Data listing:

--*--

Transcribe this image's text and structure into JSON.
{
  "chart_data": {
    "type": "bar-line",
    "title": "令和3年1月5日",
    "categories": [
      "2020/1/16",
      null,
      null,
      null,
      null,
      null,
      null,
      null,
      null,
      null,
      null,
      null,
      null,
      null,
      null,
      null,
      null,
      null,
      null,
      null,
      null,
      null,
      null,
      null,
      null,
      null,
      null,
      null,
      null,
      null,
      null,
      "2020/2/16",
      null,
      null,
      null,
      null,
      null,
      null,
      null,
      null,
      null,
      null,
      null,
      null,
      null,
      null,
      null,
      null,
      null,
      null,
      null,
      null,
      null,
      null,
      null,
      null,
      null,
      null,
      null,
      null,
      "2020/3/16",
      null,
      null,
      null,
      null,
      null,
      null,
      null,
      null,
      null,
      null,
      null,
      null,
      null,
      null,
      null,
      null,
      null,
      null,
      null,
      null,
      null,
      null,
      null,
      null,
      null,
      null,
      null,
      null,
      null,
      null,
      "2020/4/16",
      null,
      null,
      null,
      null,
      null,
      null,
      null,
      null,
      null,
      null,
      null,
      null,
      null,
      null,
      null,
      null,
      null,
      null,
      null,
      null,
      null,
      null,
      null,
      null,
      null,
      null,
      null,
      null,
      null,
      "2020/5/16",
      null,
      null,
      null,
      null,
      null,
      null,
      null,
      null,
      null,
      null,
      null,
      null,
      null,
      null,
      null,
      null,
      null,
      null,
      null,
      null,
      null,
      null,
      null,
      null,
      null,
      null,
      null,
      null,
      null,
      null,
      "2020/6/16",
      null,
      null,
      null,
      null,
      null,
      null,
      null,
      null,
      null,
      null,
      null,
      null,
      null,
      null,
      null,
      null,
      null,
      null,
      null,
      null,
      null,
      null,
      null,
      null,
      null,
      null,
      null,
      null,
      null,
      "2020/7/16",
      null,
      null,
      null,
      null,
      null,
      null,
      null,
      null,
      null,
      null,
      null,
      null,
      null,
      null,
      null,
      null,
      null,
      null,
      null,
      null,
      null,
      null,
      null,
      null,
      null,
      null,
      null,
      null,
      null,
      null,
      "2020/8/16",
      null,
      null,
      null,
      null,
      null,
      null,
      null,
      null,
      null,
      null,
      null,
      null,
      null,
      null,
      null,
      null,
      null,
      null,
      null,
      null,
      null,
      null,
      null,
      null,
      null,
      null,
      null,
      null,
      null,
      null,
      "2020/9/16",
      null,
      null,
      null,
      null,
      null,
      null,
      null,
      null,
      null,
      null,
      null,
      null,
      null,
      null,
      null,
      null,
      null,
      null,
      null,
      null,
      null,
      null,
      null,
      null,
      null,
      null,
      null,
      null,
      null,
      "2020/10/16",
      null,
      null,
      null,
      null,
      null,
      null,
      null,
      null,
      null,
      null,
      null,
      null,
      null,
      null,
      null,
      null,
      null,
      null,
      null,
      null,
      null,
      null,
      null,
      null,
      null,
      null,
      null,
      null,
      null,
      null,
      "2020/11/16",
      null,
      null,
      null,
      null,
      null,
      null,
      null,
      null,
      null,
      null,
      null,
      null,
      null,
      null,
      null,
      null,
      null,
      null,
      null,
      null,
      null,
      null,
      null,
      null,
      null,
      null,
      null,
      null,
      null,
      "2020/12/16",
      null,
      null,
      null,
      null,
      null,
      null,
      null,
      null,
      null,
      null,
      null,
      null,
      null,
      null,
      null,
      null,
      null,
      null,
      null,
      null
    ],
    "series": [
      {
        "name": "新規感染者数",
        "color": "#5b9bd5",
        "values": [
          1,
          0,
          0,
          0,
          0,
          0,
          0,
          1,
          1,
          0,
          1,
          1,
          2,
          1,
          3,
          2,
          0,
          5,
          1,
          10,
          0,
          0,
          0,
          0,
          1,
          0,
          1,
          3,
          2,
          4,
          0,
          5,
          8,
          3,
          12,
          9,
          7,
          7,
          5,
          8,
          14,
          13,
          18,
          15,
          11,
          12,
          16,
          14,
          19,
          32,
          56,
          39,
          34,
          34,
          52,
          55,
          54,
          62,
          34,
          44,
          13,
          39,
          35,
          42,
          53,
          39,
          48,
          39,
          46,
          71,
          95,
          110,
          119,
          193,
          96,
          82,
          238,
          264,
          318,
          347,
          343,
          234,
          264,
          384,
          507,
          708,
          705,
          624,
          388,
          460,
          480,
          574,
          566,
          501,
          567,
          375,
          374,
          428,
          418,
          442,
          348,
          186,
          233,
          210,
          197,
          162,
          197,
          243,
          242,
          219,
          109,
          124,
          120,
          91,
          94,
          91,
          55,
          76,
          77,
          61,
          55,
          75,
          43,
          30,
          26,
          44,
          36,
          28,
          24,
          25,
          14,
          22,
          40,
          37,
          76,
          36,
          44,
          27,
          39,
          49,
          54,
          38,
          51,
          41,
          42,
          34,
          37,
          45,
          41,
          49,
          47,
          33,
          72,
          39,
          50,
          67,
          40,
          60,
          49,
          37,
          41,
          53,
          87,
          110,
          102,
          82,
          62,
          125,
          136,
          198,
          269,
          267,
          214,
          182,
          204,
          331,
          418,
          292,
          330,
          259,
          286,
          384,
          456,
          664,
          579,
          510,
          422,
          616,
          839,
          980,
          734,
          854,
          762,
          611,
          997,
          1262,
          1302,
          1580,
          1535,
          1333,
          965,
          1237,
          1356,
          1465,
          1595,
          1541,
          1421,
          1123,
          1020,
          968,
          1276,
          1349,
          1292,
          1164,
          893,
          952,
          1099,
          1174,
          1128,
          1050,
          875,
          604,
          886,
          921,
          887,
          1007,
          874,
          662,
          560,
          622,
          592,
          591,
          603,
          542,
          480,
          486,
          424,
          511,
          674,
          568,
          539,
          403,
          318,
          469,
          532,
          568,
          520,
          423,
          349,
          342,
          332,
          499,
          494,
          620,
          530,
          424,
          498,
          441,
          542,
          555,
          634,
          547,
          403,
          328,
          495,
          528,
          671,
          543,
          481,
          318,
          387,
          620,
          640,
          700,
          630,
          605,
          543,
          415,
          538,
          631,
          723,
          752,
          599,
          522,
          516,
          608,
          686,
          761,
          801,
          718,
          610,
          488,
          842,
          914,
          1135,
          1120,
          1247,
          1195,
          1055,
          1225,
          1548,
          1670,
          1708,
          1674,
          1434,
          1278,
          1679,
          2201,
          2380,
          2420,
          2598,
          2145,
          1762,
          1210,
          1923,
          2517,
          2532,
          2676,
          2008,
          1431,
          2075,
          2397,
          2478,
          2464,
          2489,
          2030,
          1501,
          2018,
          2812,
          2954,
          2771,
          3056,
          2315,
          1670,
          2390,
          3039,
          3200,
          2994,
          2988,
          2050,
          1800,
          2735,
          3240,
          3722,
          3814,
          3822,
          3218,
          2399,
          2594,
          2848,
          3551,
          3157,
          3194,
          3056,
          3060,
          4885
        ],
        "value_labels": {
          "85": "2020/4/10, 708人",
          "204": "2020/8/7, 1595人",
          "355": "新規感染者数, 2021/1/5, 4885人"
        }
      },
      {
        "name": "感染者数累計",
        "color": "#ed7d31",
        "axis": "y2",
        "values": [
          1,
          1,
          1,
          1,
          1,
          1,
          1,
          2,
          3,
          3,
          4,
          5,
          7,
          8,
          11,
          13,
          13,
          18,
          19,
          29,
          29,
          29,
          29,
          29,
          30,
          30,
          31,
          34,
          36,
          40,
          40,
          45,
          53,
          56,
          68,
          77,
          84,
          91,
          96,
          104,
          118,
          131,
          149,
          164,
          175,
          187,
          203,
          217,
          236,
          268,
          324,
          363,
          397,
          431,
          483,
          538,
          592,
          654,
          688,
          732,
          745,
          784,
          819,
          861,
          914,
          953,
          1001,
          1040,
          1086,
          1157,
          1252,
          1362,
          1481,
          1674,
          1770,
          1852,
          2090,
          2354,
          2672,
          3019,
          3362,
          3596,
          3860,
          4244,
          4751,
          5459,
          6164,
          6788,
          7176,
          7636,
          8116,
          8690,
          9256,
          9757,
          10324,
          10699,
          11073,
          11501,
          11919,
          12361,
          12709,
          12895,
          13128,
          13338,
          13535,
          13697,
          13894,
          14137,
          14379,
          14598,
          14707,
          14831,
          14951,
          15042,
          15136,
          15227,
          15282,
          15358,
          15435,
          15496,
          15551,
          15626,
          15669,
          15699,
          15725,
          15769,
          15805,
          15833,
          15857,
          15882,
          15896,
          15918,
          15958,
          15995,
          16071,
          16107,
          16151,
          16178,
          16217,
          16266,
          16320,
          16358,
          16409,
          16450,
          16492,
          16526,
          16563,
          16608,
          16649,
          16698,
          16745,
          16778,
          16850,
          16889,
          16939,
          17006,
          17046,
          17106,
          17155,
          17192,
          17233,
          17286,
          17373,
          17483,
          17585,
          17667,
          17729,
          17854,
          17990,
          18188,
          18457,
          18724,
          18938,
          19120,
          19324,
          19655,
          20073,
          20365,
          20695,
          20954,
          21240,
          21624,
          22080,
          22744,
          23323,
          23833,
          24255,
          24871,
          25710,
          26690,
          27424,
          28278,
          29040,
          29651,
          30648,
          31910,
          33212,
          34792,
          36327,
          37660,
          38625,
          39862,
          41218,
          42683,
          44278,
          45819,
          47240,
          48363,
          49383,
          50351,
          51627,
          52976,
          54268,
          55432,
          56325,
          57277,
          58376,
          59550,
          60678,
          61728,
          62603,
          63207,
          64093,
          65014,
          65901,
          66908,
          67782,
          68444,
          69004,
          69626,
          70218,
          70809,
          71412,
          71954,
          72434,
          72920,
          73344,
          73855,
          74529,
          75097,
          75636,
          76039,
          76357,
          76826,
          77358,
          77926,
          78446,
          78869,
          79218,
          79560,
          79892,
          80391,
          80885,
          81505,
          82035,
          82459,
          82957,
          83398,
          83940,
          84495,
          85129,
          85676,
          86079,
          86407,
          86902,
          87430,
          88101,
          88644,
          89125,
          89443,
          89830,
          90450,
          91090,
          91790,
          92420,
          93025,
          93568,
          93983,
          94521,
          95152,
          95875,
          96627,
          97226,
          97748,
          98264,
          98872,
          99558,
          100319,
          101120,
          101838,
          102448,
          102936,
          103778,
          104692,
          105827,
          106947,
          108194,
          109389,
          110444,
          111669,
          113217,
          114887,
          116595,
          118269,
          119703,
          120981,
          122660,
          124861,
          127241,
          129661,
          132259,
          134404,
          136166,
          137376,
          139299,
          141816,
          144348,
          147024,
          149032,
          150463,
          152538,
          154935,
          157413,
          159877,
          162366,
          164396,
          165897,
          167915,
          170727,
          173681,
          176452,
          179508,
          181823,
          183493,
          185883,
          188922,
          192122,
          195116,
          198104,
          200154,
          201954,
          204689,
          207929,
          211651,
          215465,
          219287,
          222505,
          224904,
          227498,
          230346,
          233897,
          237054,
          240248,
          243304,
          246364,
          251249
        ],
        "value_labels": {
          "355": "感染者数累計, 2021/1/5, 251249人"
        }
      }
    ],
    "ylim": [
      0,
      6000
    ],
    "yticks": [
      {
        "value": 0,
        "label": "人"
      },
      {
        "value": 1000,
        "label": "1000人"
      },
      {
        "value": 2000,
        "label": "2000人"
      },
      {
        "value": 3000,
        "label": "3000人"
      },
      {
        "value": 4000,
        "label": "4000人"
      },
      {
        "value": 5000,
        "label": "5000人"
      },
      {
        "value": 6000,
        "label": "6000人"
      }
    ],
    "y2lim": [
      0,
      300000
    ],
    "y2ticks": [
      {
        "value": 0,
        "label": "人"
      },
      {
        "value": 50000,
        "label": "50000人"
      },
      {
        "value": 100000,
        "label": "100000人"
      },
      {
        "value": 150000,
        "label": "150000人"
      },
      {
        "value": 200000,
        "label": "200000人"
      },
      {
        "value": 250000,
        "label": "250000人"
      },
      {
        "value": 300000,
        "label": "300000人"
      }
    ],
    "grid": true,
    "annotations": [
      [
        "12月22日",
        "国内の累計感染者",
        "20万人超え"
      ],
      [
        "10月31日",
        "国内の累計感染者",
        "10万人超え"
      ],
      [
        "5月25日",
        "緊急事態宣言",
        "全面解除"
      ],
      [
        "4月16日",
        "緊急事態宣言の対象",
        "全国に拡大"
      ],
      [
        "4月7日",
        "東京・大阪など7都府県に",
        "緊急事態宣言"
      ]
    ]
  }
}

--*--

Exercise
Select every line in the material above where the string "新規感染者数" occurs, and copy it.

Correct answer
        "name": "新規感染者数",
          "355": "新規感染者数, 2021/1/5, 4885人"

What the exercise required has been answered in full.